Dataset entries on figures ▸
.....

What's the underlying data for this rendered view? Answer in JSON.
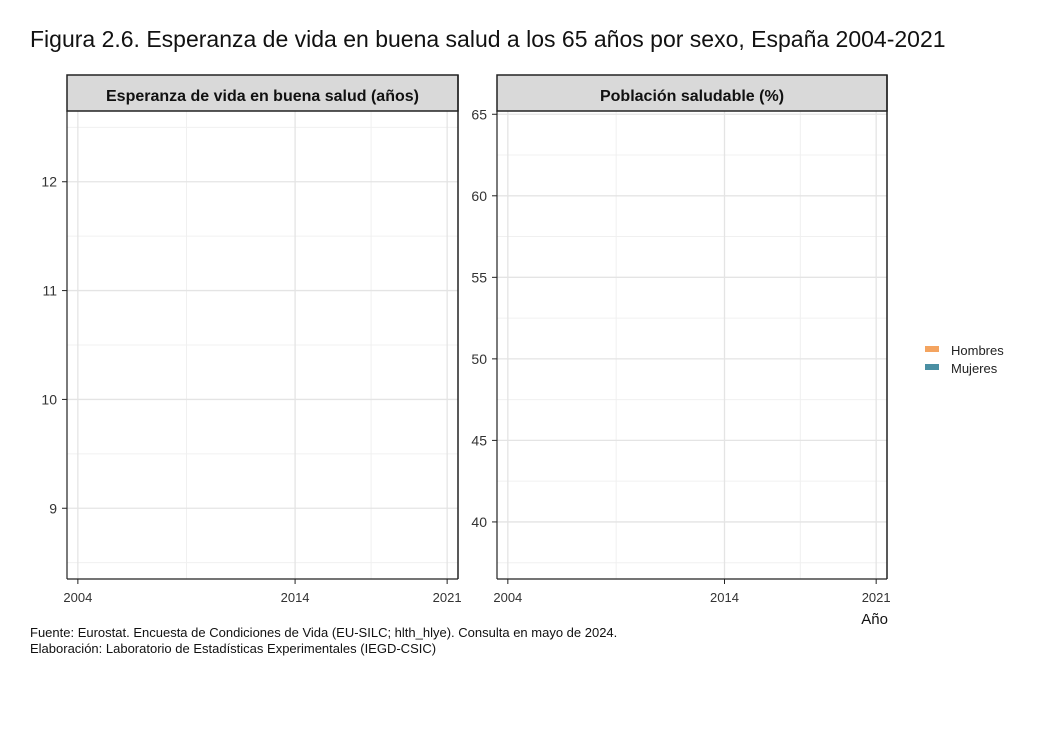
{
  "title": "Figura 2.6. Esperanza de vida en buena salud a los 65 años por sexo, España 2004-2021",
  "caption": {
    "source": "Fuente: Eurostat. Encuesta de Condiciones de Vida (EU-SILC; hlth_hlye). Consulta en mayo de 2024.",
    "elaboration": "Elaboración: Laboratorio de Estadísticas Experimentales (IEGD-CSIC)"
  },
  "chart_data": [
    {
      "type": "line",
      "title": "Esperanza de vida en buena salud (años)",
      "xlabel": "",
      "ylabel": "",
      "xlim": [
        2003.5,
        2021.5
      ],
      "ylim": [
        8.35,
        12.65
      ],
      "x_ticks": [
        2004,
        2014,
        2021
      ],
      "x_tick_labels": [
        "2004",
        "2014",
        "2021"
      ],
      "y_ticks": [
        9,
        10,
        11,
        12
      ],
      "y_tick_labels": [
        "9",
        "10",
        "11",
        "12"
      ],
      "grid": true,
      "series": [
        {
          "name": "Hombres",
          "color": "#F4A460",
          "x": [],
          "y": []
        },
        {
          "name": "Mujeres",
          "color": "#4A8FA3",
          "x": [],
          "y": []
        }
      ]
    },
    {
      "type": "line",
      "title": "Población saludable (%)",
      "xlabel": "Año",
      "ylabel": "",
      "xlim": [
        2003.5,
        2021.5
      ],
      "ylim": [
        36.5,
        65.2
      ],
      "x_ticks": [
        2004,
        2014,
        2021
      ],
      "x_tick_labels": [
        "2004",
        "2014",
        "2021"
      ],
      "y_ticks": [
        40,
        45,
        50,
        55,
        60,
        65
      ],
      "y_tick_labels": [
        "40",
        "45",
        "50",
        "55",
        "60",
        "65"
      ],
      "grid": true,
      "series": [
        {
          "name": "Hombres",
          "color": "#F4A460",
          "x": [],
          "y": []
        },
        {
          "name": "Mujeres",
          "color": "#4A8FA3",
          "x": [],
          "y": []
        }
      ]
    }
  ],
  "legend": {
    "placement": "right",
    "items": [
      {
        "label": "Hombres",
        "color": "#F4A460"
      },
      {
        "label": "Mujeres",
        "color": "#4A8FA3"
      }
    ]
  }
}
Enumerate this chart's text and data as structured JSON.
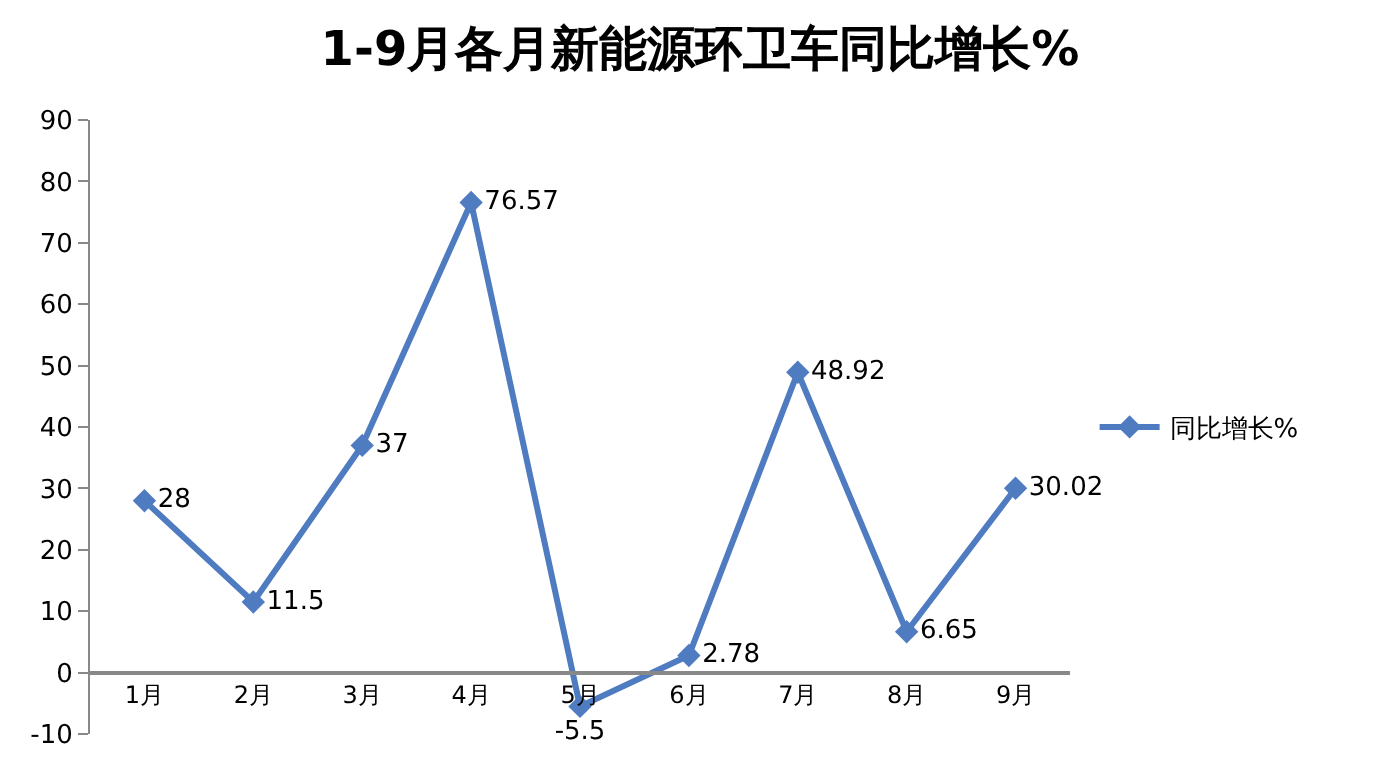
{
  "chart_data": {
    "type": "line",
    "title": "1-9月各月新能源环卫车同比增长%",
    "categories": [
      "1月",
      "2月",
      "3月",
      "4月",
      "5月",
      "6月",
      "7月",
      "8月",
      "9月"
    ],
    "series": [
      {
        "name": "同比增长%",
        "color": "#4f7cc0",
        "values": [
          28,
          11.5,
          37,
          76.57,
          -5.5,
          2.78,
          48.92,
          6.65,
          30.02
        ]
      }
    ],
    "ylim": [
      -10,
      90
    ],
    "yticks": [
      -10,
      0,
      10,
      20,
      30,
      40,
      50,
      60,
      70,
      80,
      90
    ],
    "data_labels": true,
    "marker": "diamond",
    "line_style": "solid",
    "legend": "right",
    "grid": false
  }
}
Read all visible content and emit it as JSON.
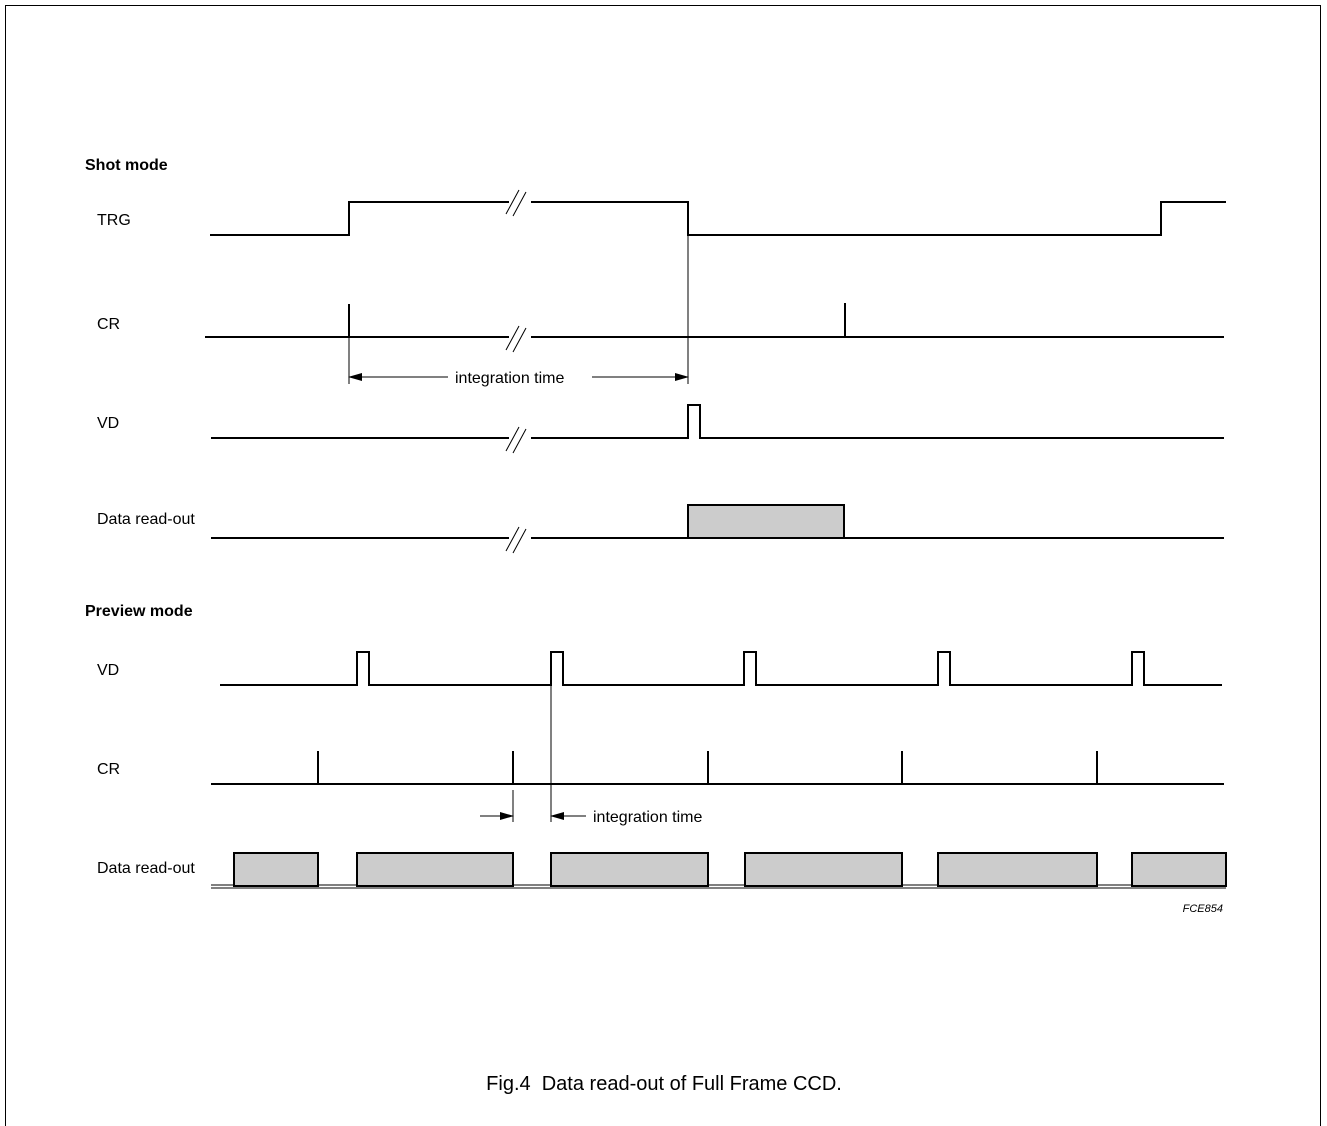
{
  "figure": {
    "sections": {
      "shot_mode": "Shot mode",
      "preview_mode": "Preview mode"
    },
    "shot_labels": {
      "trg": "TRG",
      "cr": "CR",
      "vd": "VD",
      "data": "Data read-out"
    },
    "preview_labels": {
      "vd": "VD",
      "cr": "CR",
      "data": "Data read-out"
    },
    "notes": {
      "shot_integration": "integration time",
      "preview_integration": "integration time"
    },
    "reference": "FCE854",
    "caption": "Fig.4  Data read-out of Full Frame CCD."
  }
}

.....

Exercise ▸ Pull out every line containing "title".

Solution to the exercise ▸
  "title": "Figura 2.6. Esperanza de vida en buena salud a los 65 años por sexo, España 2004-2021",
      "title": "Esperanza de vida en buena salud (años)",
      "title": "Población saludable (%)",
    "title": "1-9月各月新能源环卫车同比增长%",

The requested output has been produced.